#### EXCERPT:

────

Is there a general term for metastatic semantic overinclusivity?
Terrorist. Racist. Colonist. Fascist. Historically-rooted and precise terms that are collectively decohering in a self-amplifying and propagating way as everyone feels increasingly free to detach more and more words from their original meanings.
you have seriously got to read and understand Eco's 14 tenets of Ur-Fascism [0] if you think that contemporary applications of the term "fascist" are inaccurate in describing what's happening right now in the US.
> if you think that contemporary applications of the term "fascist" are inaccurate in describing what's happening right now in the US
Didn't say that. I'm saying I've seen the term thrown around wildly to apply to all manner of things. Like the other terms.
The term is probably fundamentally fucked. If you asked Hitler if he's a Nazi, he'd say yes. If you asked Mussolini if he's a Fascist, he'd say yes. These were the words they used to describe themselves. The reason I'm describing the phenomenon versus blaming the folks using the terms broadly is because I don't think this is a personal failing by anyone as much as something that's linguistically happening.
> that's a great way to side line people that are actually talking about real harms
Valid. This is a real linguistic process. But it absolutely debases the original term. I’m not convinced we have to choose between empathy, on one hand, and accuracy, on the other hand.
There's also a pragmatic elephant in the room: By the time certain labels are perfectly and undeniably true to say, it's no longer safe for people to speak out and use them!
So our desire for word-correctness should be tempered by our desire for word-utility.
i think a great example to back your point is that the terminally online turn out in droves to apply the nazi label to all those not in favor of maximising immigration , rational discourse seems to have broken down and the resulting vacuum of meaning is filled by hyperbole as people scamble to feel heard in a world of weak voices & closed ears
"all those not in favor of maximising immigration" is an hyperbole. Do you think the comparison between ICE and the Gestapo is completely unwarranted? Obviously the scales are very different (for now), but it feels justified enough to associate the two, if for no other reason than to remind people that we are on similar tracks that led to the worst times of our shared History.

────

Items from a data source:
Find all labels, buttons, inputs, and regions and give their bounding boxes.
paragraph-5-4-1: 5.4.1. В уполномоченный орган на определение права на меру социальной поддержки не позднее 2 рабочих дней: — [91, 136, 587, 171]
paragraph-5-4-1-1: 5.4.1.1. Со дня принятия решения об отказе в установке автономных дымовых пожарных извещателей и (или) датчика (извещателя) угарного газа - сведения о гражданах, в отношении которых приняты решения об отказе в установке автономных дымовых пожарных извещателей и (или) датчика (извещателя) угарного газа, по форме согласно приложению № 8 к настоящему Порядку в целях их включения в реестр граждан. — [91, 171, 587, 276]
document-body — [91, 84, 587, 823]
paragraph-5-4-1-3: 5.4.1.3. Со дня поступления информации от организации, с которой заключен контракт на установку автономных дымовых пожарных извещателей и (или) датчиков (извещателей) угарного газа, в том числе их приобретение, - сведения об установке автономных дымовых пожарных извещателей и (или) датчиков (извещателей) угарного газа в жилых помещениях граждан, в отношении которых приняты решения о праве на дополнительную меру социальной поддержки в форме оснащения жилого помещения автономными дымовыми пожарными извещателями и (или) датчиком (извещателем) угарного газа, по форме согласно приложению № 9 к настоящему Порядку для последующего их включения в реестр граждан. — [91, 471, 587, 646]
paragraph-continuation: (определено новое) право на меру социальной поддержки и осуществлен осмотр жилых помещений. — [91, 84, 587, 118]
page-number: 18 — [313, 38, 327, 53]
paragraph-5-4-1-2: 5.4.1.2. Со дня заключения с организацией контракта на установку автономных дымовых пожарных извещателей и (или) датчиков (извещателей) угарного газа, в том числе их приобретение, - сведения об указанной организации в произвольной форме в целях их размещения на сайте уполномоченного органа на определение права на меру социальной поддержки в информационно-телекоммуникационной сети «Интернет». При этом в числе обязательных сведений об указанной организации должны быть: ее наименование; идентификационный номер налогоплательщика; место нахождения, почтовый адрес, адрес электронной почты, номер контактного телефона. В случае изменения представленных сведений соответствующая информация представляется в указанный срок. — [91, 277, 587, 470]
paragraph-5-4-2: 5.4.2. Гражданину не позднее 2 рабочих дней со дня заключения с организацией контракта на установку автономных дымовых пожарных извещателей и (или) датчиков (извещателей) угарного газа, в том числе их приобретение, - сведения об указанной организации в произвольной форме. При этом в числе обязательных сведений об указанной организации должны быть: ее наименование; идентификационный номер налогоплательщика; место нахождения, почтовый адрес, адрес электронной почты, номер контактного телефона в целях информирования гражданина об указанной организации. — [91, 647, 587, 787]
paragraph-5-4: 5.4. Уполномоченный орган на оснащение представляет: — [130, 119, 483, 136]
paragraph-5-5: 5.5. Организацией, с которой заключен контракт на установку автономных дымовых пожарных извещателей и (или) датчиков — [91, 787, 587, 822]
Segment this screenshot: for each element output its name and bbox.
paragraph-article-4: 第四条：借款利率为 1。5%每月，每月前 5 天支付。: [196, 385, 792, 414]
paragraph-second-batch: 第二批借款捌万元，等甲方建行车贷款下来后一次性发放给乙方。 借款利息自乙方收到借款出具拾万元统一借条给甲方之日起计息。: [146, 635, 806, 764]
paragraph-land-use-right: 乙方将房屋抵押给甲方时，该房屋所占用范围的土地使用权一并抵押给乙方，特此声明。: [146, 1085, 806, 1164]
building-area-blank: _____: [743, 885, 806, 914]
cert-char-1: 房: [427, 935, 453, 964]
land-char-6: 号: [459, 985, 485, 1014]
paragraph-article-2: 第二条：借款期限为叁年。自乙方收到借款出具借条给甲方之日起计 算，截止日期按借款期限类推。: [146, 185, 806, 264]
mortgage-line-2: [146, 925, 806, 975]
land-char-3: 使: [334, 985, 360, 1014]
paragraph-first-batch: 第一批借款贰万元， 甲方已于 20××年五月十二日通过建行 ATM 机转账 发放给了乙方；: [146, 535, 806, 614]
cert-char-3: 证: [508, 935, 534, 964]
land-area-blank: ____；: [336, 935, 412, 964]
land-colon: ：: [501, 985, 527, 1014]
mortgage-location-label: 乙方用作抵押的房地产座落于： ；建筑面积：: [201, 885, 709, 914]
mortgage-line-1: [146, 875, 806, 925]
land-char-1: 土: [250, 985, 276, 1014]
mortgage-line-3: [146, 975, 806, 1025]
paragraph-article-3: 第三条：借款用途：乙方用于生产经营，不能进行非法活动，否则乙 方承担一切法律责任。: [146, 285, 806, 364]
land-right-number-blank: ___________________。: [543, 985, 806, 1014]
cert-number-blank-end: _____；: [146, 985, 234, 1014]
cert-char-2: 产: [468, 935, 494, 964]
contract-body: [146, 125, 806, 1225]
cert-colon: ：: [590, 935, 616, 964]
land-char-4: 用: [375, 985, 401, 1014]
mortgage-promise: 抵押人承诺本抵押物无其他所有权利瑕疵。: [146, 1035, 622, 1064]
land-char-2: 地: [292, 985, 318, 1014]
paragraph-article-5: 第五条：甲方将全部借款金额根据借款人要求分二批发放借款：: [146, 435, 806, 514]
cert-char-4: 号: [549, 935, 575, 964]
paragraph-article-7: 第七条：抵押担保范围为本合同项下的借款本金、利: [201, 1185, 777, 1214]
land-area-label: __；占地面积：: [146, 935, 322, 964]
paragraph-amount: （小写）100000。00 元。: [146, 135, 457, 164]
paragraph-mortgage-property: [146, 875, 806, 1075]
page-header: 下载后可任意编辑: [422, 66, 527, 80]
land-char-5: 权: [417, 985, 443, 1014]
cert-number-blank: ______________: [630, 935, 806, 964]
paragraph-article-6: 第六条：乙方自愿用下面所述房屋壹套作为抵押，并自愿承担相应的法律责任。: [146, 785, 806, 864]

────

#### WORK INSTRUCTIONS:
1 > In the thread about words losing their original meanings, whose 14 tenets of Ur-Fascism does one commenter urge others to read?
2 > Echo the stretch of the thread about words losing their original meanings from "Is there a general" through "the other terms.".
3 > Proceed with the thread about words losing their original meanings, starting after its last comment.
The entries come from a different source than the thread.

#### ANSWERS PER TASK:
1 > Eco's

2 >
Is there a general term for metastatic semantic overinclusivity?
Terrorist. Racist. Colonist. Fascist. Historically-rooted and precise terms that are collectively decohering in a self-amplifying and propagating way as everyone feels increasingly free to detach more and more words from their original meanings.
you have seriously got to read and understand Eco's 14 tenets of Ur-Fascism [0] if you think that contemporary applications of the term "fascist" are inaccurate in describing what's happening right now in the US.
> if you think that contemporary applications of the term "fascist" are inaccurate in describing what's happening right now in the US
Didn't say that. I'm saying I've seen the term thrown around wildly to apply to all manner of things. Like the other terms.

3 >
Seems to me that "all those not in favor of maximising immigration" have largely turned out to be perfectly happy with revoking status from legal immigrants and using unnecessary violence to round people up. The line was always, "We're fine with legal immigrants," which turned out to be a lie, and "follow the law and you have nothing to worry about" which also turned out to be a lie.
How many of those people who got called Nazis are now fighting against the administration's lawless crackdown?
plenty of people get executed under regimes of parties both left and right , im referring to the idea at global scale not specific to any particular country
Mussolini literally coined the word "fascist" to name his movement. Hitler never hid the fact he based his own movement on Mussolini's, so he'd probably describe his party as fascist too. Later, the word became extremely negative for obvious reasons, such that current fascists pretend not to be such, but it doesn't mean they aren't. Overall, I'd say it's used well enough.
I think most people who are being described as racists, colonists, or fascists are racists, colonists, or fascists, but they're the same people who own the megaphone that tells you they're not. Can you bring specific examples?
Perhaps, but the same argument also works for "Communist" and "Socialist" and so on.
A former partner's mother was once called a liberal or a democrat for something minor, I forget what now possibly asking for a tip, and her response was "No sir, I'm a communist".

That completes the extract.